> [DIRECTIVE]
Repeat every record exactly, but keep images out of the copy.

> [THE RECORDS]

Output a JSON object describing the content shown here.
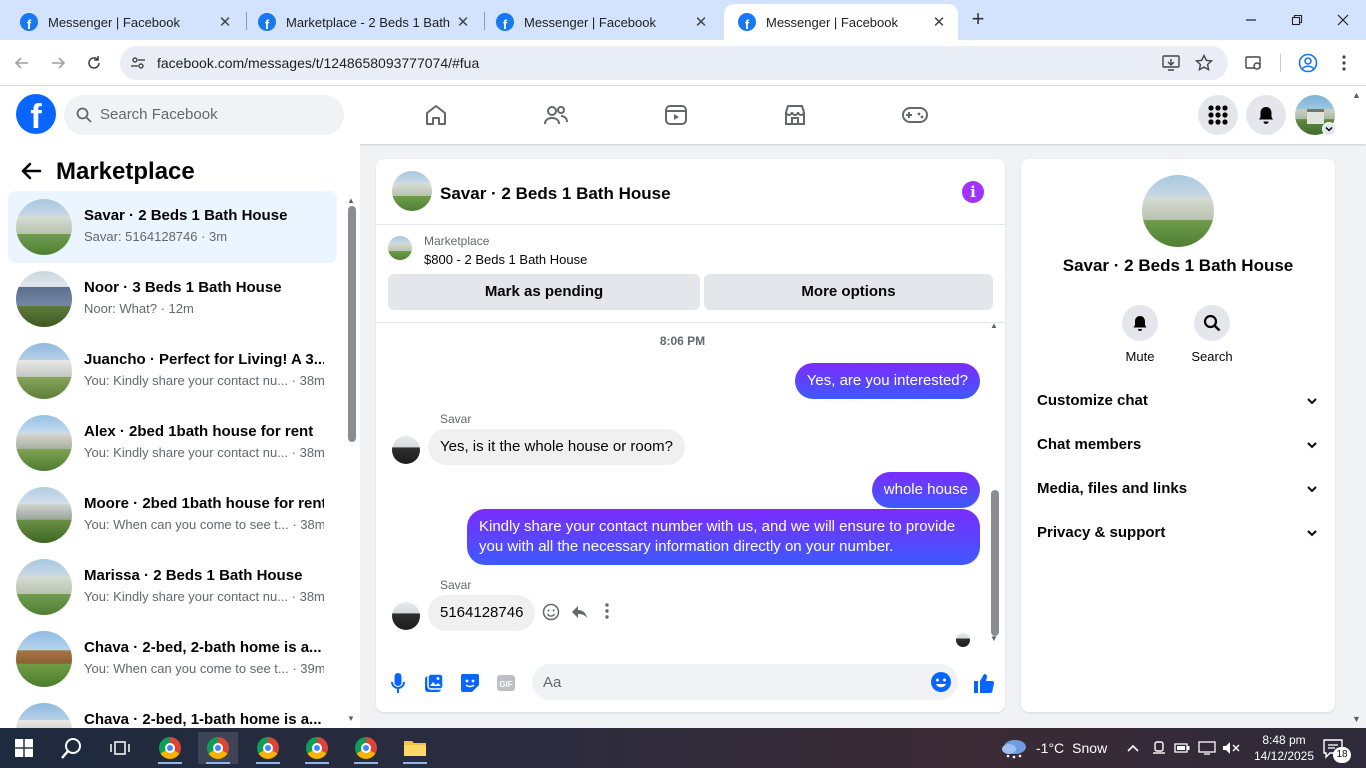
{
  "browser": {
    "tabs": [
      {
        "title": "Messenger | Facebook"
      },
      {
        "title": "Marketplace - 2 Beds 1 Bath Ho"
      },
      {
        "title": "Messenger | Facebook"
      },
      {
        "title": "Messenger | Facebook"
      }
    ],
    "url": "facebook.com/messages/t/1248658093777074/#fua"
  },
  "fb_header": {
    "search_placeholder": "Search Facebook"
  },
  "left_panel": {
    "title": "Marketplace",
    "conversations": [
      {
        "name": "Savar · 2 Beds 1 Bath House",
        "preview": "Savar: 5164128746 · 3m"
      },
      {
        "name": "Noor · 3 Beds 1 Bath House",
        "preview": "Noor: What? · 12m"
      },
      {
        "name": "Juancho · Perfect for Living! A 3...",
        "preview": "You: Kindly share your contact nu... · 38m"
      },
      {
        "name": "Alex · 2bed 1bath house for rent",
        "preview": "You: Kindly share your contact nu... · 38m"
      },
      {
        "name": "Moore · 2bed 1bath house for rent",
        "preview": "You: When can you come to see t... · 38m"
      },
      {
        "name": "Marissa · 2 Beds 1 Bath House",
        "preview": "You: Kindly share your contact nu... · 38m"
      },
      {
        "name": "Chava · 2-bed, 2-bath home is a...",
        "preview": "You: When can you come to see t... · 39m"
      },
      {
        "name": "Chava · 2-bed, 1-bath home is a...",
        "preview": ""
      }
    ]
  },
  "chat": {
    "title": "Savar · 2 Beds 1 Bath House",
    "listing_label": "Marketplace",
    "listing_price": "$800 - 2 Beds 1 Bath House",
    "mark_pending": "Mark as pending",
    "more_options": "More options",
    "timestamp": "8:06 PM",
    "messages": [
      {
        "from": "me",
        "text": "Yes, are you interested?"
      },
      {
        "from": "Savar",
        "text": "Yes, is it the whole house or room?"
      },
      {
        "from": "me",
        "text": "whole house"
      },
      {
        "from": "me",
        "text": "Kindly share your contact number with us, and we will ensure to provide you with all the necessary information directly on your number."
      },
      {
        "from": "Savar",
        "text": "5164128746"
      }
    ],
    "input_placeholder": "Aa"
  },
  "info_panel": {
    "name": "Savar · 2 Beds 1 Bath House",
    "mute_label": "Mute",
    "search_label": "Search",
    "sections": [
      "Customize chat",
      "Chat members",
      "Media, files and links",
      "Privacy & support"
    ]
  },
  "taskbar": {
    "weather_temp": "-1°C",
    "weather_desc": "Snow",
    "time": "8:48 pm",
    "date": "14/12/2025",
    "notif_count": "18"
  },
  "colors": {
    "fb_blue": "#0866ff",
    "messenger_purple": "#a033ff",
    "out_bubble_top": "#7b2cff",
    "out_bubble_bottom": "#3d5afe"
  }
}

> [ANSWER TO THE EXERCISE]
Output a JSON object describing the content shown here.
{
  "browser": {
    "tabs": [
      {
        "title": "Messenger | Facebook"
      },
      {
        "title": "Marketplace - 2 Beds 1 Bath Ho"
      },
      {
        "title": "Messenger | Facebook"
      },
      {
        "title": "Messenger | Facebook"
      }
    ],
    "url": "facebook.com/messages/t/1248658093777074/#fua"
  },
  "fb_header": {
    "search_placeholder": "Search Facebook"
  },
  "left_panel": {
    "title": "Marketplace",
    "conversations": [
      {
        "name": "Savar · 2 Beds 1 Bath House",
        "preview": "Savar: 5164128746 · 3m"
      },
      {
        "name": "Noor · 3 Beds 1 Bath House",
        "preview": "Noor: What? · 12m"
      },
      {
        "name": "Juancho · Perfect for Living! A 3...",
        "preview": "You: Kindly share your contact nu... · 38m"
      },
      {
        "name": "Alex · 2bed 1bath house for rent",
        "preview": "You: Kindly share your contact nu... · 38m"
      },
      {
        "name": "Moore · 2bed 1bath house for rent",
        "preview": "You: When can you come to see t... · 38m"
      },
      {
        "name": "Marissa · 2 Beds 1 Bath House",
        "preview": "You: Kindly share your contact nu... · 38m"
      },
      {
        "name": "Chava · 2-bed, 2-bath home is a...",
        "preview": "You: When can you come to see t... · 39m"
      },
      {
        "name": "Chava · 2-bed, 1-bath home is a...",
        "preview": ""
      }
    ]
  },
  "chat": {
    "title": "Savar · 2 Beds 1 Bath House",
    "listing_label": "Marketplace",
    "listing_price": "$800 - 2 Beds 1 Bath House",
    "mark_pending": "Mark as pending",
    "more_options": "More options",
    "timestamp": "8:06 PM",
    "messages": [
      {
        "from": "me",
        "text": "Yes, are you interested?"
      },
      {
        "from": "Savar",
        "text": "Yes, is it the whole house or room?"
      },
      {
        "from": "me",
        "text": "whole house"
      },
      {
        "from": "me",
        "text": "Kindly share your contact number with us, and we will ensure to provide you with all the necessary information directly on your number."
      },
      {
        "from": "Savar",
        "text": "5164128746"
      }
    ],
    "input_placeholder": "Aa"
  },
  "info_panel": {
    "name": "Savar · 2 Beds 1 Bath House",
    "mute_label": "Mute",
    "search_label": "Search",
    "sections": [
      "Customize chat",
      "Chat members",
      "Media, files and links",
      "Privacy & support"
    ]
  },
  "taskbar": {
    "weather_temp": "-1°C",
    "weather_desc": "Snow",
    "time": "8:48 pm",
    "date": "14/12/2025",
    "notif_count": "18"
  },
  "colors": {
    "fb_blue": "#0866ff",
    "messenger_purple": "#a033ff",
    "out_bubble_top": "#7b2cff",
    "out_bubble_bottom": "#3d5afe"
  }
}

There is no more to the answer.